_The exercise:_
Scan the entries below and count the lines holding the string "name". Supply only the number.

[Figure content listings]
## start

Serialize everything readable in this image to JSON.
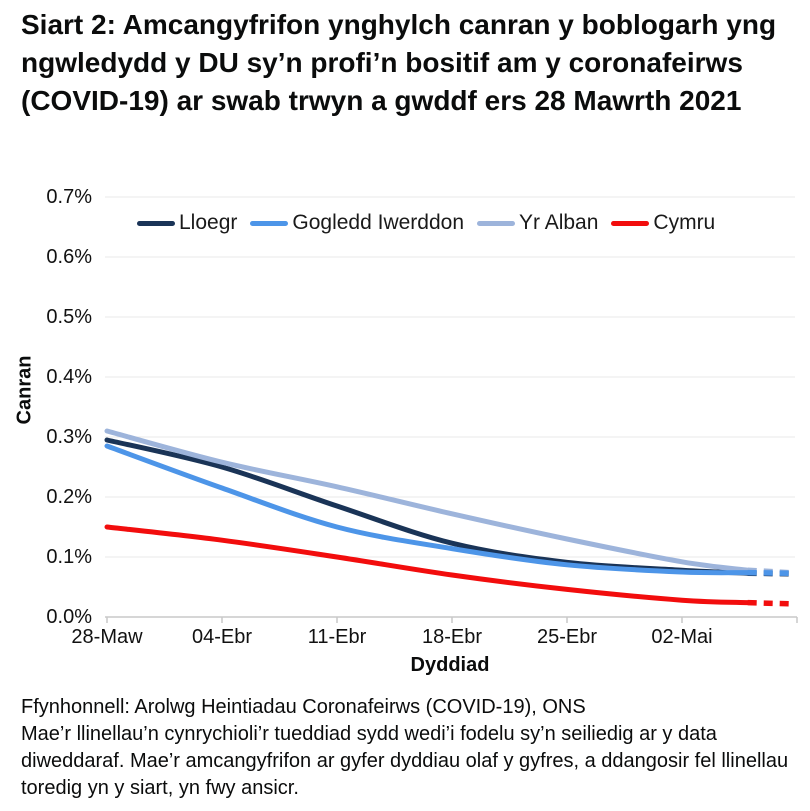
{
  "title": "Siart 2: Amcangyfrifon ynghylch canran y boblogarh yng ngwledydd y DU sy’n profi’n bositif am y coronafeirws (COVID-19) ar swab trwyn a gwddf ers 28 Mawrth 2021",
  "footer": {
    "source": "Ffynhonnell: Arolwg Heintiadau Coronafeirws (COVID-19), ONS",
    "note": "Mae’r llinellau’n cynrychioli’r tueddiad sydd wedi’i fodelu sy’n seiliedig ar y data diweddaraf. Mae’r amcangyfrifon ar gyfer dyddiau olaf y gyfres, a ddangosir fel llinellau toredig yn y siart, yn fwy ansicr."
  },
  "chart_data": {
    "type": "line",
    "title": "",
    "xlabel": "Dyddiad",
    "ylabel": "Canran",
    "unit": "%",
    "ylim": [
      0.0,
      0.7
    ],
    "grid": "horizontal-light-gray",
    "legend_position": "top-inside",
    "y_ticks": [
      "0.0%",
      "0.1%",
      "0.2%",
      "0.3%",
      "0.4%",
      "0.5%",
      "0.6%",
      "0.7%"
    ],
    "x_tick_labels": [
      "28-Maw",
      "04-Ebr",
      "11-Ebr",
      "18-Ebr",
      "25-Ebr",
      "02-Mai"
    ],
    "x_tick_days": [
      0,
      7,
      14,
      21,
      28,
      35
    ],
    "x_days": [
      0,
      7,
      14,
      21,
      28,
      35,
      39,
      41.5
    ],
    "dashed_from_day": 39,
    "dashed_note": "last few days of each series drawn as dashed line (more uncertain)",
    "series": [
      {
        "name": "Lloegr",
        "color": "#1a3457",
        "values": [
          0.295,
          0.25,
          0.185,
          0.123,
          0.091,
          0.078,
          0.073,
          0.072
        ]
      },
      {
        "name": "Gogledd Iwerddon",
        "color": "#4d95e8",
        "values": [
          0.285,
          0.215,
          0.15,
          0.114,
          0.087,
          0.075,
          0.074,
          0.073
        ]
      },
      {
        "name": "Yr Alban",
        "color": "#9db4db",
        "values": [
          0.31,
          0.258,
          0.217,
          0.172,
          0.13,
          0.092,
          0.078,
          0.074
        ]
      },
      {
        "name": "Cymru",
        "color": "#f20d0d",
        "values": [
          0.15,
          0.128,
          0.1,
          0.07,
          0.046,
          0.028,
          0.024,
          0.022
        ]
      }
    ],
    "draw_order": [
      0,
      2,
      1,
      3
    ],
    "grid_color": "#e8e8e8",
    "axis_color": "#c9c9c9"
  }
}
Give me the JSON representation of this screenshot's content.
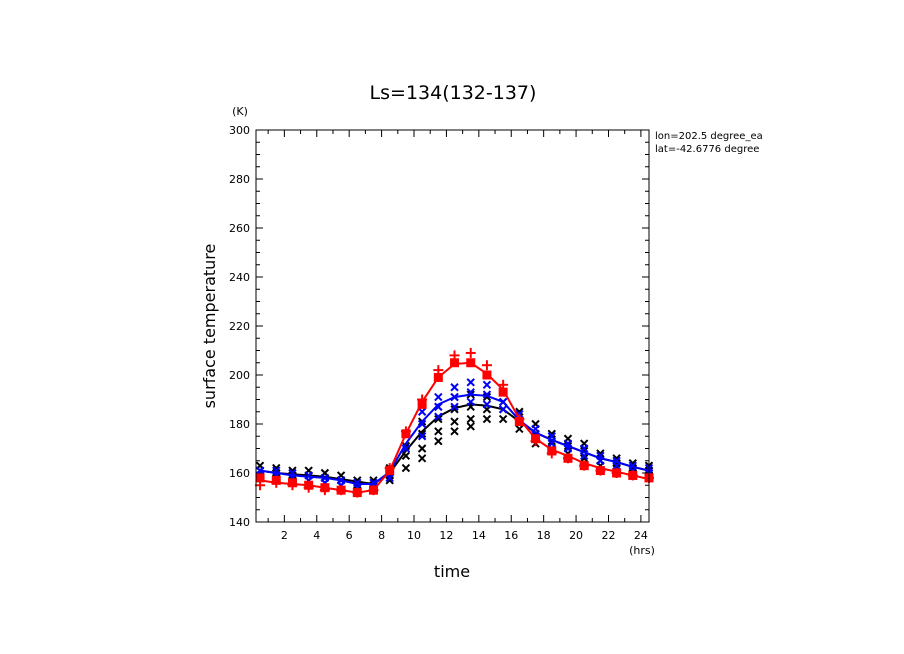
{
  "chart_data": {
    "type": "line",
    "title": "Ls=134(132-137)",
    "xlabel": "time",
    "ylabel": "surface temperature",
    "x_unit": "(hrs)",
    "y_unit": "(K)",
    "xlim": [
      0.25,
      24.5
    ],
    "ylim": [
      140,
      300
    ],
    "xticks": [
      2,
      4,
      6,
      8,
      10,
      12,
      14,
      16,
      18,
      20,
      22,
      24
    ],
    "yticks": [
      140,
      160,
      180,
      200,
      220,
      240,
      260,
      280,
      300
    ],
    "annotations": [
      "lon=202.5 degree_ea",
      "lat=-42.6776 degree"
    ],
    "grid": false,
    "x": [
      0.5,
      1.5,
      2.5,
      3.5,
      4.5,
      5.5,
      6.5,
      7.5,
      8.5,
      9.5,
      10.5,
      11.5,
      12.5,
      13.5,
      14.5,
      15.5,
      16.5,
      17.5,
      18.5,
      19.5,
      20.5,
      21.5,
      22.5,
      23.5,
      24.5
    ],
    "series": [
      {
        "color": "#000000",
        "line": [
          161,
          160,
          159.5,
          159,
          158.5,
          157.5,
          156.5,
          155.5,
          160,
          169,
          177,
          183,
          186.5,
          188,
          187.5,
          186,
          181,
          176.5,
          173.5,
          171,
          168.5,
          166,
          164.5,
          162.5,
          161
        ],
        "scatter": [
          [
            163,
            161,
            159
          ],
          [
            162,
            160,
            158
          ],
          [
            161,
            159,
            157
          ],
          [
            161,
            159,
            157
          ],
          [
            160,
            158,
            156
          ],
          [
            159,
            157,
            155
          ],
          [
            157,
            155,
            153
          ],
          [
            157,
            155,
            153
          ],
          [
            162,
            159,
            157
          ],
          [
            171,
            167,
            162
          ],
          [
            181,
            176,
            170,
            166
          ],
          [
            187,
            182,
            177,
            173
          ],
          [
            191,
            186,
            181,
            177
          ],
          [
            192,
            187,
            182,
            179
          ],
          [
            191,
            186,
            182
          ],
          [
            189,
            186,
            182
          ],
          [
            185,
            181,
            178
          ],
          [
            180,
            176,
            172
          ],
          [
            176,
            173,
            170
          ],
          [
            174,
            171,
            168
          ],
          [
            172,
            169,
            166
          ],
          [
            168,
            165,
            163
          ],
          [
            166,
            164,
            162
          ],
          [
            164,
            162,
            160
          ],
          [
            163,
            161,
            159
          ]
        ]
      },
      {
        "color": "#0000ff",
        "line": [
          161,
          160,
          159,
          158.5,
          158,
          157,
          155.5,
          155.5,
          160.5,
          172,
          181,
          188,
          191,
          192,
          191.5,
          189,
          181.5,
          176.5,
          173.5,
          171,
          168.5,
          166,
          164.5,
          162.5,
          161
        ],
        "scatter": [
          [
            161,
            159
          ],
          [
            161,
            159
          ],
          [
            160,
            158
          ],
          [
            159,
            157
          ],
          [
            158,
            156
          ],
          [
            157,
            155
          ],
          [
            156,
            154
          ],
          [
            156,
            154
          ],
          [
            160,
            158
          ],
          [
            176,
            170
          ],
          [
            185,
            180,
            175
          ],
          [
            191,
            187,
            183
          ],
          [
            195,
            191,
            187
          ],
          [
            197,
            193,
            189
          ],
          [
            196,
            192,
            188
          ],
          [
            193,
            189,
            186
          ],
          [
            184,
            181
          ],
          [
            178,
            175
          ],
          [
            175,
            172
          ],
          [
            172,
            170
          ],
          [
            170,
            167
          ],
          [
            167,
            165
          ],
          [
            165,
            163
          ],
          [
            163,
            161
          ],
          [
            162,
            160
          ]
        ]
      },
      {
        "color": "#ff0000",
        "line": [
          157,
          156,
          155.5,
          155,
          154,
          153,
          152,
          153,
          161,
          176,
          189,
          199,
          204.5,
          205,
          200.5,
          194,
          182,
          174,
          169.5,
          167,
          164,
          162,
          160.5,
          159,
          157.5
        ],
        "square_markers": [
          158,
          157,
          156,
          155,
          154,
          153,
          152,
          153,
          161,
          176,
          188,
          199,
          205,
          205,
          200,
          193,
          181,
          174,
          169,
          166,
          163,
          161,
          160,
          159,
          158
        ],
        "plus_markers": [
          [
            155
          ],
          [
            156
          ],
          [
            155
          ],
          [
            154
          ],
          [
            153
          ],
          [
            153
          ],
          [
            152
          ],
          [
            153
          ],
          [
            162
          ],
          [
            177
          ],
          [
            190
          ],
          [
            202
          ],
          [
            208
          ],
          [
            209
          ],
          [
            204
          ],
          [
            196
          ],
          [
            182
          ],
          [
            173
          ],
          [
            168
          ],
          [
            166
          ],
          [
            163
          ],
          [
            161
          ],
          [
            160
          ],
          [
            159
          ],
          [
            158
          ]
        ]
      }
    ]
  }
}
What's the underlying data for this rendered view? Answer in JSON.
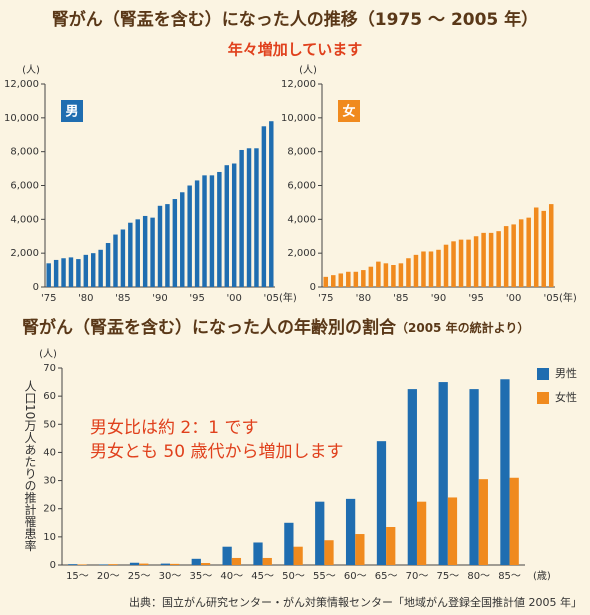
{
  "title": "腎がん（腎盂を含む）になった人の推移（1975 〜 2005 年）",
  "subtitle": "年々増加しています",
  "chart_data": [
    {
      "type": "bar",
      "y_unit": "(人)",
      "x_unit": "(年)",
      "categories": [
        "'75",
        null,
        null,
        null,
        null,
        "'80",
        null,
        null,
        null,
        null,
        "'85",
        null,
        null,
        null,
        null,
        "'90",
        null,
        null,
        null,
        null,
        "'95",
        null,
        null,
        null,
        null,
        "'00",
        null,
        null,
        null,
        null,
        "'05"
      ],
      "series": [
        {
          "name": "男",
          "color": "#1f6db0",
          "values": [
            1400,
            1600,
            1700,
            1750,
            1650,
            1900,
            2000,
            2200,
            2600,
            3100,
            3400,
            3800,
            4000,
            4200,
            4100,
            4800,
            4900,
            5200,
            5600,
            6000,
            6300,
            6600,
            6600,
            6800,
            7200,
            7300,
            8100,
            8200,
            8200,
            9500,
            9800
          ]
        }
      ],
      "ylim": [
        0,
        12000
      ],
      "yticks": [
        0,
        {
          "value": 2000,
          "label": "2,000"
        },
        {
          "value": 4000,
          "label": "4,000"
        },
        {
          "value": 6000,
          "label": "6,000"
        },
        {
          "value": 8000,
          "label": "8,000"
        },
        {
          "value": 10000,
          "label": "10,000"
        },
        {
          "value": 12000,
          "label": "12,000"
        }
      ]
    },
    {
      "type": "bar",
      "y_unit": "(人)",
      "x_unit": "(年)",
      "categories": [
        "'75",
        null,
        null,
        null,
        null,
        "'80",
        null,
        null,
        null,
        null,
        "'85",
        null,
        null,
        null,
        null,
        "'90",
        null,
        null,
        null,
        null,
        "'95",
        null,
        null,
        null,
        null,
        "'00",
        null,
        null,
        null,
        null,
        "'05"
      ],
      "series": [
        {
          "name": "女",
          "color": "#f08a1e",
          "values": [
            600,
            700,
            800,
            900,
            900,
            1000,
            1200,
            1500,
            1400,
            1300,
            1400,
            1700,
            1900,
            2100,
            2100,
            2200,
            2500,
            2700,
            2800,
            2800,
            3000,
            3200,
            3200,
            3300,
            3600,
            3700,
            4000,
            4100,
            4700,
            4500,
            4900
          ]
        }
      ],
      "ylim": [
        0,
        12000
      ],
      "yticks": [
        0,
        {
          "value": 2000,
          "label": "2,000"
        },
        {
          "value": 4000,
          "label": "4,000"
        },
        {
          "value": 6000,
          "label": "6,000"
        },
        {
          "value": 8000,
          "label": "8,000"
        },
        {
          "value": 10000,
          "label": "10,000"
        },
        {
          "value": 12000,
          "label": "12,000"
        }
      ]
    },
    {
      "type": "bar",
      "title": "腎がん（腎盂を含む）になった人の年齢別の割合",
      "subtitle": "（2005 年の統計より）",
      "y_label": "人口10万人あたりの推計罹患率",
      "y_unit": "(人)",
      "x_unit": "(歳)",
      "annotations": [
        "男女比は約 2：1 です",
        "男女とも 50 歳代から増加します"
      ],
      "categories": [
        "15〜",
        "20〜",
        "25〜",
        "30〜",
        "35〜",
        "40〜",
        "45〜",
        "50〜",
        "55〜",
        "60〜",
        "65〜",
        "70〜",
        "75〜",
        "80〜",
        "85〜"
      ],
      "series": [
        {
          "name": "男性",
          "color": "#1f6db0",
          "values": [
            0.3,
            0.2,
            0.8,
            0.5,
            2.2,
            6.5,
            8,
            15,
            22.5,
            23.5,
            44,
            62.5,
            65,
            62.5,
            66
          ]
        },
        {
          "name": "女性",
          "color": "#f08a1e",
          "values": [
            0.2,
            0.3,
            0.5,
            0.4,
            0.7,
            2.5,
            2.5,
            6.5,
            8.8,
            11,
            13.5,
            22.5,
            24,
            30.5,
            31
          ]
        }
      ],
      "ylim": [
        0,
        70
      ],
      "yticks": [
        0,
        10,
        20,
        30,
        40,
        50,
        60,
        70
      ],
      "legend": "top-right"
    }
  ],
  "source": "出典：国立がん研究センター・がん対策情報センター「地域がん登録全国推計値 2005 年」"
}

## end

_Complete response:_
8